Written task A: List the areas of focus that the article on Vincent's Clubhouse gives for the dozen-unit program developed by Flores and her husband.
Written task B: From the article on Vincent's Clubhouse, transcribe the passage that starts at the words "Almost 10 years" and ends after the words "skills, and literacy.".

Quoted passage:
Almost 10 years ago–in 2016–Erica Flores sat down with Tim King, then director of exceptional student education in Flagler County schools, to talk about creating summer-camp opportunities for students with disabilities. Both thought it was needed. They spoke for hours. Out of that conversation at Panera emerged the concept of Vincent’s Clubhouse. Over the following years it would rent out spaces all over town to host its camps run by teams of volunteers in partnership with Flagler schools, and become a place for people with disabilities to develop work skills, preparing them for life’s challenges beyond school.
Flores and her husband Hector then developed an evidence-based program of a dozen units focused on vocational and life skills training, personal development, hygiene, financial skills, marketplace skills, and literacy.
It was not until late last year, after years of evolution and growth, that Vincent’s Clubhouse’s nomadic years ended with the opening of its permanent home, a 1,600-square-foot facility–what would otherwise be a shopfront–at European Village, with a faculty of five and 20 adult “members” enrolled. Flores prefers to refer to enrollees as “members,” reflecting an organization and a place where people feel welcome in an actual clubhouse: “People that are part of a clubhouse are members,” she says.
King has been involved in the organization all nine years. “It has been a great pleasure and joy to be connected and to see the growth of the campus, to see how it’s impacting the community, to see it as a valuable resource,” King said.
Tuesday afternoon and evening, scores of people, including Superintendent LaShakia Moore, School Board member Lauren Ramirez, County Commission Chair Andy Dance, Commissioners Greg Hansen and Pam Richardson, Palm Coast Mayor Mike Norris, City Council member Theresa Pontieri and former County Commissioner George Hanns, braved the whipping wind and icy drizzle on an otherwise grimly gray evening to mark the official grand opening of Vincent’s Clubhouse Enrichment Center with a ribbon-cutting and a toast “to Vincent’s clubhouse for all that has been and all that will be coming, and to our wonderful community,” as Flores put it. She raised her flute of sparkling (alcohol-free) cider to cheers.
Moments earlier she and her son Vincent had clasped the ceremonial scissors that, amid a throng of supporters, board members and Vincent’s own members, cut the red ribbon in front of Unit B120 at an otherwise deserted European Village. Then it was back inside the center, where elbow room was scarce and exuberance aplenty. It was “a testament,” Flores said, “to the community of Flagler County, and our commitment and following the Vincent’s Clubhouse mission of inclusion and diversity in creating quality programs for individuals with disabilities here in Flagler County.”
Palm Coast City Council member Theresa Pontieri had noted the coming ribbon-cutting at a recent council meeting, after Vincent’s Clubhouse Board Member Eddie Lang had spoken of it to the council. The city had issued a release announcing it. “I just wanted to give it visibility,” Pontieri said, describing the turnout as “a testament as to how much our community cares about one another.”
Moore, the superintendent, has known Vincent since he was 4, first as a member of the faculty at Rymfire Elementary, where she remembers his first day in kindergarten–Moore has an encyclopedic memory for students’ names, less so for adults–then as principal there. Vincent is now a sophomore at Matanzas High School. Moore remembers Flores, too, having known her just as long. “Since the first day I met her, she has been advocating not just for Vincent, but for all of our children and our students in Flagler County that have disabilities.” Vincent, Moore remembers as “extremely funny,” always a Philadelphia Eagles fan, always “a great smile on his face,” as was the case Tuesday evening as he addressed the crowd and showed his exasperation with his mother’s public endearments: “Jeee-sus,” he blurted out, head shaking, as his mother ended her toast to the crowd with “Vincent, I love you, kid, with my whole heart.”

Source data:
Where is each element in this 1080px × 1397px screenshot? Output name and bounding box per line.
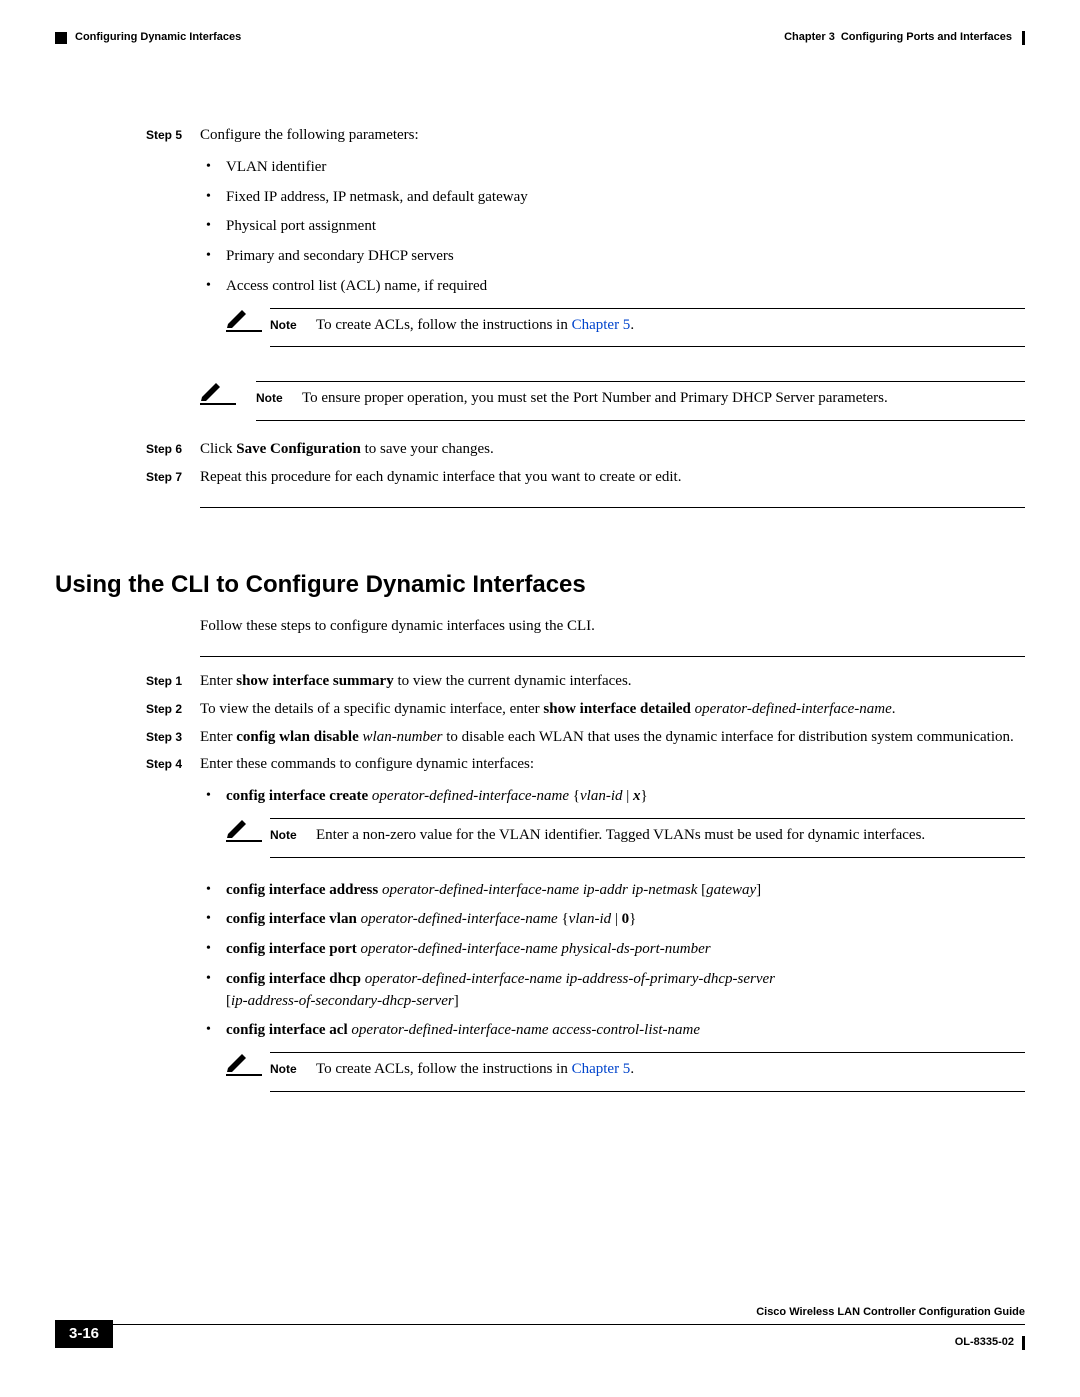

Written response A:
- Vocational and life skills training
- Personal development
- Hygiene
- Financial skills
- Marketplace skills
- Literacy

Written response B:
Almost 10 years ago–in 2016–Erica Flores sat down with Tim King, then director of exceptional student education in Flagler County schools, to talk about creating summer-camp opportunities for students with disabilities. Both thought it was needed. They spoke for hours. Out of that conversation at Panera emerged the concept of Vincent’s Clubhouse. Over the following years it would rent out spaces all over town to host its camps run by teams of volunteers in partnership with Flagler schools, and become a place for people with disabilities to develop work skills, preparing them for life’s challenges beyond school.
Flores and her husband Hector then developed an evidence-based program of a dozen units focused on vocational and life skills training, personal development, hygiene, financial skills, marketplace skills, and literacy.